[Start of Stored rows]

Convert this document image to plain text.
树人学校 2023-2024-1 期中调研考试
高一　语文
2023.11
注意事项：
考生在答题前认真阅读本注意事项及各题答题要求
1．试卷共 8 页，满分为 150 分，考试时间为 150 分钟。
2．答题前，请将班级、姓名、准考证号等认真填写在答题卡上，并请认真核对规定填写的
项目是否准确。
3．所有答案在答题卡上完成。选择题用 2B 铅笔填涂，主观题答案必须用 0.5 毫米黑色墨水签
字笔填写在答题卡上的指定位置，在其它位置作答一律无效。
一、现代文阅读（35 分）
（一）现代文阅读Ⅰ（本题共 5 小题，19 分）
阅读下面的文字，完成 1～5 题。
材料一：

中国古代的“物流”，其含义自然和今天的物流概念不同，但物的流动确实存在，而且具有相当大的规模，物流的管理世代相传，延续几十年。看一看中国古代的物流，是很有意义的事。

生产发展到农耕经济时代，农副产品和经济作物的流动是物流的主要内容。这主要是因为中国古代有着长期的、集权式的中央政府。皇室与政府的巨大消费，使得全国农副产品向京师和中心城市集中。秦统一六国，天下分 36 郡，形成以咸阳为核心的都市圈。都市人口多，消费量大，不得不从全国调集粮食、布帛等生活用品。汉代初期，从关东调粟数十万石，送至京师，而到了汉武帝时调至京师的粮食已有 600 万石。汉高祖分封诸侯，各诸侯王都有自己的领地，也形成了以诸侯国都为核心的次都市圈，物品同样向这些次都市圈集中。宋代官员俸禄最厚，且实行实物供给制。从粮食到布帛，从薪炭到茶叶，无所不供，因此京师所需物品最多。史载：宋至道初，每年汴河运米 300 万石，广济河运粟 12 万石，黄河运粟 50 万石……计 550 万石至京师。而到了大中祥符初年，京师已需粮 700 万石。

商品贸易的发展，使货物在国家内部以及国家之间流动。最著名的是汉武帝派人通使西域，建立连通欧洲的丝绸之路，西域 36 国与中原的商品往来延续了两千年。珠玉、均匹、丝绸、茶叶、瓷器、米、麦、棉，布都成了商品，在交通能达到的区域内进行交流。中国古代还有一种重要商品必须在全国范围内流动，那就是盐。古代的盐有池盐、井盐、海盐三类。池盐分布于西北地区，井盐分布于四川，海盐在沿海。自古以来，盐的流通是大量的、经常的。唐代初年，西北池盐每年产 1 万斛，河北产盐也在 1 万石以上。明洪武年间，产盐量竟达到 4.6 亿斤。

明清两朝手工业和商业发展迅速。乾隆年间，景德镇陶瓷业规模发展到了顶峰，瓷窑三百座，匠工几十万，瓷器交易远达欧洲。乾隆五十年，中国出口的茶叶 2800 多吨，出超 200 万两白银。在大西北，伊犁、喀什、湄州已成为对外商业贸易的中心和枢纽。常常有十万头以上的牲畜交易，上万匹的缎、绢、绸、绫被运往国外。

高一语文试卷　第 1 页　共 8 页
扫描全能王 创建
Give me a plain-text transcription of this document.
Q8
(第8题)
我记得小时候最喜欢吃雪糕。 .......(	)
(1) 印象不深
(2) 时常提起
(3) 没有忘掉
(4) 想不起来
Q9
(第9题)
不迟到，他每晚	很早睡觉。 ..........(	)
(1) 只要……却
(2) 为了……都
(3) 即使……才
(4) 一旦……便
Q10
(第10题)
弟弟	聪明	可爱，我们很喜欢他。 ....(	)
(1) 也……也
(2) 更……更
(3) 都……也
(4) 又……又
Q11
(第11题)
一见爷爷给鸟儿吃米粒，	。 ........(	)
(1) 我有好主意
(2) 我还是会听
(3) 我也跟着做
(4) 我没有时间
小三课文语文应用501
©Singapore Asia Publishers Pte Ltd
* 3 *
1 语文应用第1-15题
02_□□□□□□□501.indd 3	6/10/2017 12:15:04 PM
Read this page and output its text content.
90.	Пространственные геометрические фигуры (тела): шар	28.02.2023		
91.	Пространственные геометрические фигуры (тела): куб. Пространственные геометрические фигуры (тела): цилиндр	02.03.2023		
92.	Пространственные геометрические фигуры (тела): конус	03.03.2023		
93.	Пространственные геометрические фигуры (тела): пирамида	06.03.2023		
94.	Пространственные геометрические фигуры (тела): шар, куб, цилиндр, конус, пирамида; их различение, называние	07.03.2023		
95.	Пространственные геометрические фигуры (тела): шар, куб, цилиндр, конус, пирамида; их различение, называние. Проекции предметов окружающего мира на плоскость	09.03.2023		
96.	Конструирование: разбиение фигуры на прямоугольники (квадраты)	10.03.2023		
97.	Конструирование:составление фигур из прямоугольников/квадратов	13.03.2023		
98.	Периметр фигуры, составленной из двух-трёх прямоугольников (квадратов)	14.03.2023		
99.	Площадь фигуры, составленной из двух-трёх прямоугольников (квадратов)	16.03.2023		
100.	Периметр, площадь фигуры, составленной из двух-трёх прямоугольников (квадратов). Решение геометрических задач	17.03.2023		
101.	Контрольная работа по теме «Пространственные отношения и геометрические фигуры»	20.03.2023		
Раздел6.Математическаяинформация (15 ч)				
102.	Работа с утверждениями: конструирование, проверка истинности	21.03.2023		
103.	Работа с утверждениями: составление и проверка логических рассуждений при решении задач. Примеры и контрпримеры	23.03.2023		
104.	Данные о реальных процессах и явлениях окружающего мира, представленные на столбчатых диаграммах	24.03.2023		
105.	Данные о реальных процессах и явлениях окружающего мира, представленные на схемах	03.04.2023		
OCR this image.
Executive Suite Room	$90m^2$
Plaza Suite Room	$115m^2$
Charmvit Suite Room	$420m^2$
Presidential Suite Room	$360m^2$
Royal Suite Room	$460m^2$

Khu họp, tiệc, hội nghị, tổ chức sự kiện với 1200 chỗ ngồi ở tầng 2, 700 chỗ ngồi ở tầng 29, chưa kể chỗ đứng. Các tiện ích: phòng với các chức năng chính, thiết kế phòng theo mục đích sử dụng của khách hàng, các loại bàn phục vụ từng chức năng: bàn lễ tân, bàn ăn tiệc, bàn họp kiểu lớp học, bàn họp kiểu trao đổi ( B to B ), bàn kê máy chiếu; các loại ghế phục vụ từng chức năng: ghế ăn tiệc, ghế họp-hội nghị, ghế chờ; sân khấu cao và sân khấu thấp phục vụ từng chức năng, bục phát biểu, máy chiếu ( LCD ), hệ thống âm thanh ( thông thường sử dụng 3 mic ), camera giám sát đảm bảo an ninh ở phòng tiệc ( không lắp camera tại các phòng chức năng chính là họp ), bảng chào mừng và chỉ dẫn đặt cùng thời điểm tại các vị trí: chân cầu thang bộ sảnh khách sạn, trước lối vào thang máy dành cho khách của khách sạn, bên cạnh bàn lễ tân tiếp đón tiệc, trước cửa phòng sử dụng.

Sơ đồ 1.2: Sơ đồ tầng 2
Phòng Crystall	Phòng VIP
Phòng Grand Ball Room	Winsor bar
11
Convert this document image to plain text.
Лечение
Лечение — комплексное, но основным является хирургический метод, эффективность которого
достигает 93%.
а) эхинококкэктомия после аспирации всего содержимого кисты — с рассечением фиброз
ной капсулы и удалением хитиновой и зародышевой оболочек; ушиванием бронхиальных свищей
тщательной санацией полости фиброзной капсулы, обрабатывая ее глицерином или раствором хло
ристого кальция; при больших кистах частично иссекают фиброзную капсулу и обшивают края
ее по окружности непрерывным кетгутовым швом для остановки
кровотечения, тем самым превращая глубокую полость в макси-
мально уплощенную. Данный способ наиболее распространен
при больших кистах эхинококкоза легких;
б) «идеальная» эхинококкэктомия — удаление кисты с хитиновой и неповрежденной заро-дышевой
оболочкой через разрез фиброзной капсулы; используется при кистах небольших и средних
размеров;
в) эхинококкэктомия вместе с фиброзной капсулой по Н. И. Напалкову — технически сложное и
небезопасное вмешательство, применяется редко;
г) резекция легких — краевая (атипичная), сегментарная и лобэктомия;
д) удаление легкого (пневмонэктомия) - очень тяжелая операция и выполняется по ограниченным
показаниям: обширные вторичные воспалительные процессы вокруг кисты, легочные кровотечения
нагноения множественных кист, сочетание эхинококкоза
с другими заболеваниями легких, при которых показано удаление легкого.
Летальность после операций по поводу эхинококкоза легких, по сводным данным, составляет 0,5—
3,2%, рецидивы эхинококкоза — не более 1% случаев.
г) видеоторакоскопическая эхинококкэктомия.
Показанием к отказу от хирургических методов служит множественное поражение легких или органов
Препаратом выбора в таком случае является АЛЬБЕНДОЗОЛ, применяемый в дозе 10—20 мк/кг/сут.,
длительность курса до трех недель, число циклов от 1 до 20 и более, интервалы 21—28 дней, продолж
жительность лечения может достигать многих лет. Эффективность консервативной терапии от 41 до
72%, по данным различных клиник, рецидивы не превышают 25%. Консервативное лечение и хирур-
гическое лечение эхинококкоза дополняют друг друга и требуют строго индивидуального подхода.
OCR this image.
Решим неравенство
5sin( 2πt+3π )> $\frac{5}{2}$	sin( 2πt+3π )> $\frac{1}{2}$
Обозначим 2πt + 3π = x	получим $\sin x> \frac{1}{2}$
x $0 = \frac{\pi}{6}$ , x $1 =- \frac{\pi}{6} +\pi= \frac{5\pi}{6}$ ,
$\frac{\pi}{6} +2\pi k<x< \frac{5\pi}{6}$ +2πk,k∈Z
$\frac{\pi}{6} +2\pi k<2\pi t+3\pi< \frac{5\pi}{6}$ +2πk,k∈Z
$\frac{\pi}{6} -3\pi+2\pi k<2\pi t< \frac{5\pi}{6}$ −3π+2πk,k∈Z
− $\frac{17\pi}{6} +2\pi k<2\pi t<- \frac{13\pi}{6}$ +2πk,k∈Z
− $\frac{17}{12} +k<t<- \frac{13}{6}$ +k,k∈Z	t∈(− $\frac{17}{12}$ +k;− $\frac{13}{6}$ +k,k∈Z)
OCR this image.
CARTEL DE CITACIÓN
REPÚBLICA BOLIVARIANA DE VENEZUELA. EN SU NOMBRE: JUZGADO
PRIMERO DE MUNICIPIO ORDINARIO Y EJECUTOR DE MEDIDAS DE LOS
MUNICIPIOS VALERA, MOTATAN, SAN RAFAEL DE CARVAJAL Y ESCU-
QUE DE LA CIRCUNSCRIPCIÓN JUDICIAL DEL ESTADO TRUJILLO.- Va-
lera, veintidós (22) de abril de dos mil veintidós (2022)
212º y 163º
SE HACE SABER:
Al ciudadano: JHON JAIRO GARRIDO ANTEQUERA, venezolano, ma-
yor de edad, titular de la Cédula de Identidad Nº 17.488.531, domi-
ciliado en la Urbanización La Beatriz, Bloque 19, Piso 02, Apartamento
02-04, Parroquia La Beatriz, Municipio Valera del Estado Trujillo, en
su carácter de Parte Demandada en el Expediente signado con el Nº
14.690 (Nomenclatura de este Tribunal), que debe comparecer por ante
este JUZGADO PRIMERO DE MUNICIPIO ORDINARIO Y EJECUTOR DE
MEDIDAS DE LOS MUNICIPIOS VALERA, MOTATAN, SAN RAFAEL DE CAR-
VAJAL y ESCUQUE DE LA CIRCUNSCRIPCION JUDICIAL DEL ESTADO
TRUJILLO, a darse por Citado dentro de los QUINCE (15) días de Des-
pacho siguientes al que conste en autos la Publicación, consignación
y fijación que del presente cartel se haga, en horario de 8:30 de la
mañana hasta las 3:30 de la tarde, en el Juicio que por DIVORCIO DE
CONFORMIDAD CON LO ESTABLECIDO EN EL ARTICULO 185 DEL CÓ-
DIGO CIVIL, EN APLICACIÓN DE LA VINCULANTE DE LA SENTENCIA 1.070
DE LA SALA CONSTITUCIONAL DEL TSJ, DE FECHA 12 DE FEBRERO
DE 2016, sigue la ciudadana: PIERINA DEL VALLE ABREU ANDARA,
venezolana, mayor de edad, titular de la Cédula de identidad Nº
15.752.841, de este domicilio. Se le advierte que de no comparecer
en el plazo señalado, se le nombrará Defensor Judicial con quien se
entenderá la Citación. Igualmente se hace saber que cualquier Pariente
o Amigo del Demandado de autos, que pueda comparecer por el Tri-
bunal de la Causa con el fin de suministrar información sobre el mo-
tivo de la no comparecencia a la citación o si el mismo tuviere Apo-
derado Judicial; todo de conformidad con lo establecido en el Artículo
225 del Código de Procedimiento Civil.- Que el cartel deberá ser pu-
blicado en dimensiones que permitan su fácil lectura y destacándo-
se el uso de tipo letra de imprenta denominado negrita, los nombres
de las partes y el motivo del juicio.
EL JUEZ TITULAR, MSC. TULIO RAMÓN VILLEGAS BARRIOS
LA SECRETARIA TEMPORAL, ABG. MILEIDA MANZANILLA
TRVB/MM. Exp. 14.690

[End of Stored rows]

Given task. Using the records above, copy each line that contains "autos".

Result of the exercise.
pacho siguientes al que conste en autos la Publicación, consignación
o Amigo del Demandado de autos, que pueda comparecer por el Tri-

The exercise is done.